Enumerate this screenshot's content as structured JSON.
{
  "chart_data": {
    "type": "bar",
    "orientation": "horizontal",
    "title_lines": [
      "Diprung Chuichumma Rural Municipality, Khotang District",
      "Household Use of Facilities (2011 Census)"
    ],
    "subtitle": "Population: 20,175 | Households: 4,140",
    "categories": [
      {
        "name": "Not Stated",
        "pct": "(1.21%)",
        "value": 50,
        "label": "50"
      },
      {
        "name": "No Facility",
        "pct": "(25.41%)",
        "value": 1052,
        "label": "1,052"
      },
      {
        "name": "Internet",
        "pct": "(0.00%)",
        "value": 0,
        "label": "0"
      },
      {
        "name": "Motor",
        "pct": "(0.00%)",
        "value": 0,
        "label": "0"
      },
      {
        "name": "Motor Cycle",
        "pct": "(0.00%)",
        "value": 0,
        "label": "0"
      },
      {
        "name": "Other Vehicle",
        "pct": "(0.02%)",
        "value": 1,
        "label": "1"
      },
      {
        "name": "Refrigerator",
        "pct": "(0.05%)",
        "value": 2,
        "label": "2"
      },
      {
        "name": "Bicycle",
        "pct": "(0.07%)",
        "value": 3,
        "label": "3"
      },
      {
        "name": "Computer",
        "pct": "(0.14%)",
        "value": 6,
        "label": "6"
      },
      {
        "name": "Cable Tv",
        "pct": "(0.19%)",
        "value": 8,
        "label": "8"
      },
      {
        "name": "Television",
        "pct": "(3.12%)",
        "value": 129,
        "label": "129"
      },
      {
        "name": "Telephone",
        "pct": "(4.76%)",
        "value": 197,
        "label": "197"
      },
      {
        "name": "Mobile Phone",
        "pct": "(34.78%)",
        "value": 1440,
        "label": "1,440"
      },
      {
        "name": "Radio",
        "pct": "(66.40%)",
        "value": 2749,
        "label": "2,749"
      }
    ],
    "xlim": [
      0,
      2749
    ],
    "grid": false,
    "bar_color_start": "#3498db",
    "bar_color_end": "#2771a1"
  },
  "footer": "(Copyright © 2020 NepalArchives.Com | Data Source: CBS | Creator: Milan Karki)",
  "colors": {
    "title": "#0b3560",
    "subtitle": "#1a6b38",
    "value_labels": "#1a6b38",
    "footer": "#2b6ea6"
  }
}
┄┄┄┄┄┄┄┄┄┄
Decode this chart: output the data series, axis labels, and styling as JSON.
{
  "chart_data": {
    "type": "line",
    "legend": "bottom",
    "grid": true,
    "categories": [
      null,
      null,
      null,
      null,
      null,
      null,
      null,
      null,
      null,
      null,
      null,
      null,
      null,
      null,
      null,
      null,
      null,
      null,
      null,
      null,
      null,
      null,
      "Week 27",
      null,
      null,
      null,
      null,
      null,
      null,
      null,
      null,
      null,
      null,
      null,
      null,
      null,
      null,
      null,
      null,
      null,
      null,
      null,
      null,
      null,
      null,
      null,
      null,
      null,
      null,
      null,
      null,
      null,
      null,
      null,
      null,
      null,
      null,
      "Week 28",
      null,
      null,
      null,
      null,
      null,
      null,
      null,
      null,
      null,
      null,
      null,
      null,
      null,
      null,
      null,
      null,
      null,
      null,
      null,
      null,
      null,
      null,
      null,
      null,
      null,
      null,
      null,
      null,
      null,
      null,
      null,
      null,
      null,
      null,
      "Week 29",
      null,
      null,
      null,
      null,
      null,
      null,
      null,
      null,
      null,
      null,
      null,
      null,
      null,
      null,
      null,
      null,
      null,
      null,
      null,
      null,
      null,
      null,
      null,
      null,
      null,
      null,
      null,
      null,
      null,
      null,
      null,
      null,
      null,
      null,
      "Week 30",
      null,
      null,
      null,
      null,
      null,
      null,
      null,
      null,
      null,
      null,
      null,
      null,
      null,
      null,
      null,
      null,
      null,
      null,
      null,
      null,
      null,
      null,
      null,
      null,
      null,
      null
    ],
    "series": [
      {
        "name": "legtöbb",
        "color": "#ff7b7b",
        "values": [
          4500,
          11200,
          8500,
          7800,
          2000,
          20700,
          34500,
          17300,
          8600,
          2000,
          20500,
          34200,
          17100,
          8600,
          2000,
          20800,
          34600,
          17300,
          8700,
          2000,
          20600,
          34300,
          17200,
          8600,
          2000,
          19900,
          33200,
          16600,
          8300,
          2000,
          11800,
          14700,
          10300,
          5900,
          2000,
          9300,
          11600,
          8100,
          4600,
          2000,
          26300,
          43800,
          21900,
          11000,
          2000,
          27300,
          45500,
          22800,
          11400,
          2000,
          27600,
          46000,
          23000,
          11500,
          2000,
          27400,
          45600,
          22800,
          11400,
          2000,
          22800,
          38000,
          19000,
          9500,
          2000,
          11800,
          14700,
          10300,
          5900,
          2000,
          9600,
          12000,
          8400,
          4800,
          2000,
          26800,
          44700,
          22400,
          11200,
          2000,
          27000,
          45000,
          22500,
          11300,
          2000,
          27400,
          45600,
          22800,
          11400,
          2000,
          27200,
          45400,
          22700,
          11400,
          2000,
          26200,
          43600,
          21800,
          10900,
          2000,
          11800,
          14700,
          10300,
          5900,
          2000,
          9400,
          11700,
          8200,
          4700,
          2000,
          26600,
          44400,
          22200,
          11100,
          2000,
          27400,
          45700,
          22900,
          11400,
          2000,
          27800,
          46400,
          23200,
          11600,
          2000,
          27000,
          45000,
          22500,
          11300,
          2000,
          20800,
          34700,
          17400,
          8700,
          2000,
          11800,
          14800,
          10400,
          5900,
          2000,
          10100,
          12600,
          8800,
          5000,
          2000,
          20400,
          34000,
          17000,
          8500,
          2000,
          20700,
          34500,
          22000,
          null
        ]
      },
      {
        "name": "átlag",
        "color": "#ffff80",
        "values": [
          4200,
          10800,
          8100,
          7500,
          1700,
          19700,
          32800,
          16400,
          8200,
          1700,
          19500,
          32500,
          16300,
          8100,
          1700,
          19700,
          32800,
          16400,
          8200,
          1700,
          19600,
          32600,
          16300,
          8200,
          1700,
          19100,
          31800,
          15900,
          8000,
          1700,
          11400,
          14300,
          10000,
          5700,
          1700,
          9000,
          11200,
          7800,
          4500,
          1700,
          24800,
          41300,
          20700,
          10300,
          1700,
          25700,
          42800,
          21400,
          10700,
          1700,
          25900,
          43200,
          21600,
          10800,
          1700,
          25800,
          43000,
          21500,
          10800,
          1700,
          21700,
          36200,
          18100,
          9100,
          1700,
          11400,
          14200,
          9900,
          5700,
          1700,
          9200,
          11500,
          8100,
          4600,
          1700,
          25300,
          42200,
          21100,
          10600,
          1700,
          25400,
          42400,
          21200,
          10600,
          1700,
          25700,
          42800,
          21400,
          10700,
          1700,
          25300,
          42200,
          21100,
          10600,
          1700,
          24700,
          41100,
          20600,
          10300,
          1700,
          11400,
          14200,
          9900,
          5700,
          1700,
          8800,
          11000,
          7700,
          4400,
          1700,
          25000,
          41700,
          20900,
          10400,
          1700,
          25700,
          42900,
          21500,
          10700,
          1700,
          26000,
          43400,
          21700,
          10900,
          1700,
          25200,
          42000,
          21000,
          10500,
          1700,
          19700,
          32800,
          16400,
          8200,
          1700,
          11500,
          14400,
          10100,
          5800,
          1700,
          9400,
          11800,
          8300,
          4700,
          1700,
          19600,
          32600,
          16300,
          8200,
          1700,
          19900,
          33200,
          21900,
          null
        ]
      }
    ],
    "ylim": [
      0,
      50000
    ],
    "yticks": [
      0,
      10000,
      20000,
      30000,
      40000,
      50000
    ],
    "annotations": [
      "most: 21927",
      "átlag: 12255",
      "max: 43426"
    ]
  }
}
┄┄┄┄┄┄┄┄┄┄
EXERCISE OBJECTIVE:
Report all lines of the data that include the word "this".

SOLUTION TO THE EXERCISE:
Enumerate this screenshot's content as structured JSON.
Decode this chart: output the data series, axis labels, and styling as JSON.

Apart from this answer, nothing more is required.